++++ Items ++++

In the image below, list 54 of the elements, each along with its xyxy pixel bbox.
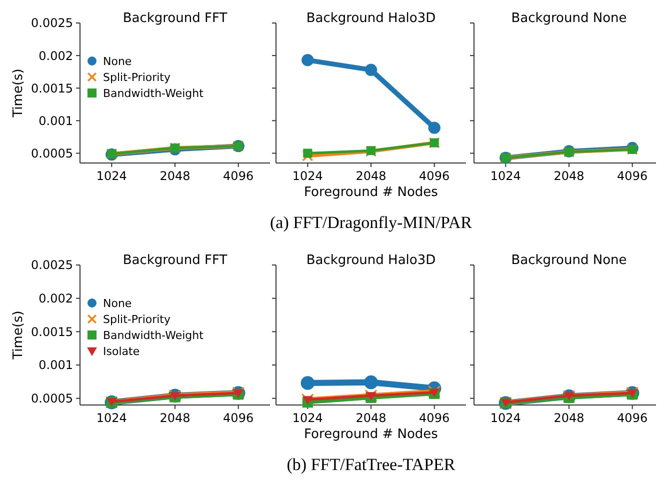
legend-label: Split-Priority xyxy=(103,70,171,84)
y-tick-label: 0.0025 xyxy=(31,258,73,272)
point xyxy=(364,64,378,76)
chart-title: Background Halo3D xyxy=(306,253,436,268)
text: (b) FFT/FatTree-TAPER xyxy=(286,455,456,474)
x-tick-label: 4096 xyxy=(419,411,450,425)
point xyxy=(302,396,313,405)
y-tick-label: 0.001 xyxy=(38,358,73,372)
chart-title: Background Halo3D xyxy=(306,11,436,26)
point xyxy=(303,148,312,158)
x-tick-label: 4096 xyxy=(617,411,648,425)
x-tick-label: 2048 xyxy=(160,169,190,183)
legend-label: None xyxy=(103,296,132,310)
chart-title: Background None xyxy=(511,253,627,268)
y-tick-label: 0.0025 xyxy=(31,16,73,30)
x-axis-title: Foreground # Nodes xyxy=(304,185,438,200)
x-tick-label: 1024 xyxy=(490,169,521,183)
x-tick-label: 4096 xyxy=(223,169,254,183)
x-tick-label: 1024 xyxy=(292,411,323,425)
x-tick-label: 2048 xyxy=(554,411,584,425)
x-tick-label: 2048 xyxy=(554,169,584,183)
y-tick-label: 0.001 xyxy=(38,114,73,128)
x-tick-label: 4096 xyxy=(617,169,648,183)
point xyxy=(302,54,314,66)
x-tick-label: 2048 xyxy=(160,411,190,425)
y-tick-label: 0.0005 xyxy=(31,146,73,160)
x-tick-label: 4096 xyxy=(223,411,254,425)
x-tick-label: 1024 xyxy=(96,169,127,183)
point xyxy=(428,122,440,134)
y-axis-title: Time(s) xyxy=(11,310,26,360)
y-axis-title: Time(s) xyxy=(11,68,26,118)
y-tick-label: 0.0005 xyxy=(31,392,73,406)
x-tick-label: 2048 xyxy=(356,411,386,425)
y-tick-label: 0.002 xyxy=(38,48,73,63)
x-tick-label: 1024 xyxy=(96,411,127,425)
x-tick-label: 1024 xyxy=(292,169,323,183)
text: (a) FFT/Dragonfly-MIN/PAR xyxy=(270,213,473,232)
legend-label: Bandwidth-Weight xyxy=(103,328,204,342)
x-tick-label: 2048 xyxy=(356,169,386,183)
chart-title: Background None xyxy=(511,11,627,26)
chart-title: Background FFT xyxy=(122,253,228,268)
point xyxy=(364,375,378,390)
y-tick-label: 0.002 xyxy=(38,292,73,306)
legend-label: None xyxy=(103,54,132,68)
x-tick-label: 4096 xyxy=(419,169,450,183)
point xyxy=(300,376,315,390)
legend-label: Split-Priority xyxy=(103,312,171,326)
legend-label: Bandwidth-Weight xyxy=(103,86,204,100)
y-tick-label: 0.0015 xyxy=(31,324,73,339)
x-tick-label: 1024 xyxy=(490,411,521,425)
legend-label: Isolate xyxy=(103,344,140,358)
chart-title: Background FFT xyxy=(122,11,228,26)
y-tick-label: 0.0015 xyxy=(31,81,73,96)
x-axis-title: Foreground # Nodes xyxy=(304,427,438,442)
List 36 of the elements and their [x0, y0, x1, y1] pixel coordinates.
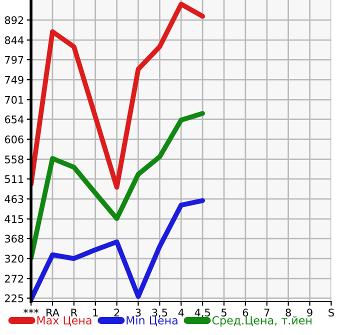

++++

[Written problem] Please repeat the lines between the one holding "legend-label: Split-Priority xyxy=(103,70,171,84)" and the one holding "x-tick-label: 4096 xyxy=(617,411,648,425)", inclusive.

[Final result]
legend-label: Split-Priority xyxy=(103,70,171,84)
y-tick-label: 0.0025 xyxy=(31,258,73,272)
point xyxy=(364,64,378,76)
chart-title: Background Halo3D xyxy=(306,253,436,268)
text: (b) FFT/FatTree-TAPER xyxy=(286,455,456,474)
x-tick-label: 4096 xyxy=(419,411,450,425)
point xyxy=(302,396,313,405)
y-tick-label: 0.001 xyxy=(38,358,73,372)
chart-title: Background Halo3D xyxy=(306,11,436,26)
point xyxy=(303,148,312,158)
x-tick-label: 4096 xyxy=(617,411,648,425)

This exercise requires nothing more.